Challenges:
**a)** In the passage about Ethiopia and Eritrea, what did people call the years of stalemate between the two countries?
**b)** Please continue the passage about Ethiopia and Eritrea, picking up right after its final sentence.

---------- Given passage

That I was there at all was remarkable.
The country is one of the world’s most closed to the press and my colleagues and I were the first reporters from AFP admitted in five years.
Even more surprising was that I’d come along with a bunch of Ethiopians on an Ethiopian Airlines flight.
For the past 20 years, the two countries haven’t been on speaking terms. They have a long and tortured history but the current trouble started in 1998, when a border dispute turned violent and led to a bloody war that ended in 2000.
They then stared each other down for another 18 years after Ethiopia refused to cede Eritrean territory taken during the war in violation of a ruling by a UN commission that demarcated the contested border.
People called the years of stalemate “no war no peace”, and it was made all the more bitter by the close cultural and ethnic relationships between the countries.
Eritrea was once part of Ethiopia, and even after its 1993 independence following a decades-long war, families and friendships remained intertwined.
Last April, Prime Minister Abiy Ahmed took the helm in Ethiopia and announced he wanted peace with Eritrea.
Two months later, he had it: after announcing Ethiopia would hand over the disputed Eritrean territory, he signed a peace pact with Eritrea’s President Isaias Afwerki.

--------------------
---------- Collected material

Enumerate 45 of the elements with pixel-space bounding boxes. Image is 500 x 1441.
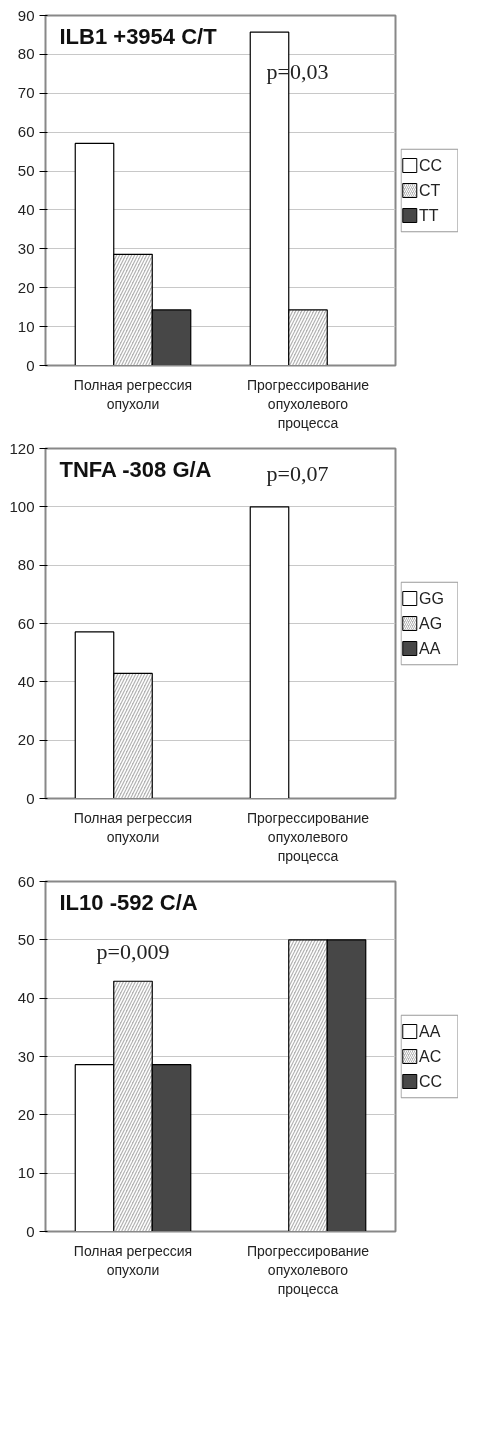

--------------------

Per-task outputs:
**a)** They called them "no war no peace."

**b)**
Not long after that, I and two AFP colleagues were among a group of journalists on one of the first Ethiopian Airlines flights to Asmara since the war.
I’m going to remember all kinds of things about that flight, from the dancing in the aisles, to the musicians who pulled out traditional Ethiopian instruments as soon as the fasten seat belt sign went off.
But what I’ll remember most is how I realised the lasting damage the war wrought on both Ethiopian and Eritrean societies.
Onboard were people going to Asmara to find brothers, cousins and friends they’d been separated from for years, after the two countries bluntly severed relations.
Many had assumed their loved ones were dead, only to hear from them just days earlier when Ethiopia and Eritrea reconnected phone lines that were severed when war erupted.
Our reception at Asmara’s airport was unlike any I’d experienced.
First there was a crowd of hundreds waving Eritrean flags and shouting “welcome” in three different languages.
Then there were the reunions: anxious people in the crowd rushing into the arms of loved ones whom they hadn’t seen in years or for decades.
People sobbed, howled, laughed, took selfies, and began the work of undoing the damage done by 20 years of conflict and cruelty.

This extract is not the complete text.